— Extrait présenté —

+ + + +

Quelle a été ta réponse à ces accusations ? Je me suis dit : oublie cette histoire, je veux faire ce film et je vais le faire avec toute mon âme, ma raison et l'énergie de ceux qui l'incarneront. C’est au spectateur de juger de ce qu’il voit. Et son jugement ne peut pas se fonder uniquement sur la forme mais sur le sens du film. La vérité, c’est que ça a toujours été comme ça. La plupart des documentaires peuvent être trafiqués. Ce sont les intentions qui comptent aujourd’hui. Ce qui m’importe, c’est de raconter des histoires qui permettent au spectateur de renverser ses perceptions, ses convictions et ses doutes. Je veux également que mes personnages prennent le contrôle de leur intrigue.

Je voulais capturer le merveilleux dont recèle le parfum et saisir l’identité féminine sans la définir à travers un prisme masculin.
BEHIND THE SCENES

Episode 4

J’aime contrôler mes rêves et c’est un de mes plus grands défis. Il faut penser et réagir vite, tant que le rêve est en cours, sans provoquer son réveil.

+ + + +

(Données de détection de mise en page de documents)
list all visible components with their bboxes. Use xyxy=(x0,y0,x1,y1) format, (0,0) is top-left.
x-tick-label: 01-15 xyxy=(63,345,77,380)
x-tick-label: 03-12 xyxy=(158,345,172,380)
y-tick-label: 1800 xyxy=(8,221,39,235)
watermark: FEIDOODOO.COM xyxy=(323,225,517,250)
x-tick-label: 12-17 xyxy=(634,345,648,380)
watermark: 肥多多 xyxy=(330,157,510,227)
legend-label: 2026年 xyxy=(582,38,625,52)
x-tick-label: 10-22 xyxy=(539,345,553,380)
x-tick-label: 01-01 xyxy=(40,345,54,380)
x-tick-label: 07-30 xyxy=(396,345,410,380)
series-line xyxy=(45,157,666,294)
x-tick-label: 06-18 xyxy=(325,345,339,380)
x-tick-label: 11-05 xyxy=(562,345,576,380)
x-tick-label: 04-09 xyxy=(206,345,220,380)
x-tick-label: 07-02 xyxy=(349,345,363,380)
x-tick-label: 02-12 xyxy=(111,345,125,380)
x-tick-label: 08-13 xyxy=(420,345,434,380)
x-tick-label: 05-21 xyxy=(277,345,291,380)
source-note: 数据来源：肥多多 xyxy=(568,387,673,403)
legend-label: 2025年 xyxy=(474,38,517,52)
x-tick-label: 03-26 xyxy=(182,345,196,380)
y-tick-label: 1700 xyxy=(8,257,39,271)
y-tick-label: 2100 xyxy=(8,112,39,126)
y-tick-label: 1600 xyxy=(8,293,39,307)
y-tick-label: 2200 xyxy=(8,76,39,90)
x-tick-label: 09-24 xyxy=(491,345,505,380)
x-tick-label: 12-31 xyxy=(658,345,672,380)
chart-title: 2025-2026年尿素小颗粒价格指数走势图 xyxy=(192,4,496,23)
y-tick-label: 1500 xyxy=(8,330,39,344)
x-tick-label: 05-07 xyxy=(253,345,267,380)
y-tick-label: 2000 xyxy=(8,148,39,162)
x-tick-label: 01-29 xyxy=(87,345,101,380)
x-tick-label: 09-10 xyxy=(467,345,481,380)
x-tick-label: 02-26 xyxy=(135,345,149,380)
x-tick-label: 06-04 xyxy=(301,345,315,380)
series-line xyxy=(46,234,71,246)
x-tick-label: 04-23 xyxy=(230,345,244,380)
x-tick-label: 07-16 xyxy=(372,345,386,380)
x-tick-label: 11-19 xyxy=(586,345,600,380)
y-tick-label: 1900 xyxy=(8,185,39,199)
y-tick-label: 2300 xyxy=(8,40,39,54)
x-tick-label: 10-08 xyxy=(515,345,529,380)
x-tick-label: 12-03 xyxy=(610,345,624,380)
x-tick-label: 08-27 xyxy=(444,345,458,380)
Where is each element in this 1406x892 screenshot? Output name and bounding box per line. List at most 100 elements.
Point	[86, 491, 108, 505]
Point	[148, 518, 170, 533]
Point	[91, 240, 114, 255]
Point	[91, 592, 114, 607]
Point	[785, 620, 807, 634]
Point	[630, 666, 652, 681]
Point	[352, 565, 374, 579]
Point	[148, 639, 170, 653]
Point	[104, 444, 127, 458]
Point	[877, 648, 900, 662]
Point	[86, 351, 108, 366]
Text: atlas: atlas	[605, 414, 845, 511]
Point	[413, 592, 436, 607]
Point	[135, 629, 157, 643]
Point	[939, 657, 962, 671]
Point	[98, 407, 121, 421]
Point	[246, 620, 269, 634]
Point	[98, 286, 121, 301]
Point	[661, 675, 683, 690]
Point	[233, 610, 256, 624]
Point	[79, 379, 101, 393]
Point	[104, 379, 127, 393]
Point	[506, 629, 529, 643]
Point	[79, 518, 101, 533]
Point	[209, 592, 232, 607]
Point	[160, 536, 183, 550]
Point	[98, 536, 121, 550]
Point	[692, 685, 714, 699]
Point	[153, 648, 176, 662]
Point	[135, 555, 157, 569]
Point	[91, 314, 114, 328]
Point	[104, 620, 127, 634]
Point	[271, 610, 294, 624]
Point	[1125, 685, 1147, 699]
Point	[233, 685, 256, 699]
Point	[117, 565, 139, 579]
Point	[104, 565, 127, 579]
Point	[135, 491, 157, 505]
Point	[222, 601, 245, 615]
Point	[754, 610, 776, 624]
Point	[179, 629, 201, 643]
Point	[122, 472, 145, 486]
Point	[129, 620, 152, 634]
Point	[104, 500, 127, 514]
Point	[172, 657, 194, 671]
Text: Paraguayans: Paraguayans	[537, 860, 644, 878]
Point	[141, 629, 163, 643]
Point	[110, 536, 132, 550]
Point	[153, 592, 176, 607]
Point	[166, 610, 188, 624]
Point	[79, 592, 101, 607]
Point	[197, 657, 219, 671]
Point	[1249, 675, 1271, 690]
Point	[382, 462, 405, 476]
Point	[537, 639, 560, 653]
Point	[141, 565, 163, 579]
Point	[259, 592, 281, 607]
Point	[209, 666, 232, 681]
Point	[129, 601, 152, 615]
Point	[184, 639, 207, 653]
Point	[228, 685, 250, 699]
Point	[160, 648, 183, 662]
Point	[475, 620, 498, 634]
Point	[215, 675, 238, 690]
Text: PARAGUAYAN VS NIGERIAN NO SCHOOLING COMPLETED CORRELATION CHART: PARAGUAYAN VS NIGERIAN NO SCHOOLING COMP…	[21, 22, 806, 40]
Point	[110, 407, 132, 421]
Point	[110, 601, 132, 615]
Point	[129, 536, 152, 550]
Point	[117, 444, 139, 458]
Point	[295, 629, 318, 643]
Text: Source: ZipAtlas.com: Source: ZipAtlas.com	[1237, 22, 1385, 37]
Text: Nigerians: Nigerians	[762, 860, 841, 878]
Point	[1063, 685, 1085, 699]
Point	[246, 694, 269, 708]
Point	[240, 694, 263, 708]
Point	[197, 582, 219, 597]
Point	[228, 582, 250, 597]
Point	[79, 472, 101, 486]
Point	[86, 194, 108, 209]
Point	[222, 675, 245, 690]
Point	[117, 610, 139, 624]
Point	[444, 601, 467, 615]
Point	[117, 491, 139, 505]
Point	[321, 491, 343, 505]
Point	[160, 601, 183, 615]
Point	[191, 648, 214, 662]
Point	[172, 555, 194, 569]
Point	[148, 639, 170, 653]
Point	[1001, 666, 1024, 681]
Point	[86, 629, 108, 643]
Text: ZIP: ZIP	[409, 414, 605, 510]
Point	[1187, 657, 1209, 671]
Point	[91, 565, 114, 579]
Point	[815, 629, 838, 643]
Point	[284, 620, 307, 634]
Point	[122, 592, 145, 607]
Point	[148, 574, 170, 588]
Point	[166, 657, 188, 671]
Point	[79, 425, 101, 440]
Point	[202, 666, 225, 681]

+ + + +

Recopiez à l'identique, dans l'extrait présenté ci-dessus, le passage allant de « Je voulais capturer » jusqu'à « provoquer son réveil. ».

Je voulais capturer le merveilleux dont recèle le parfum et saisir l’identité féminine sans la définir à travers un prisme masculin.
BEHIND THE SCENES

Episode 4

J’aime contrôler mes rêves et c’est un de mes plus grands défis. Il faut penser et réagir vite, tant que le rêve est en cours, sans provoquer son réveil.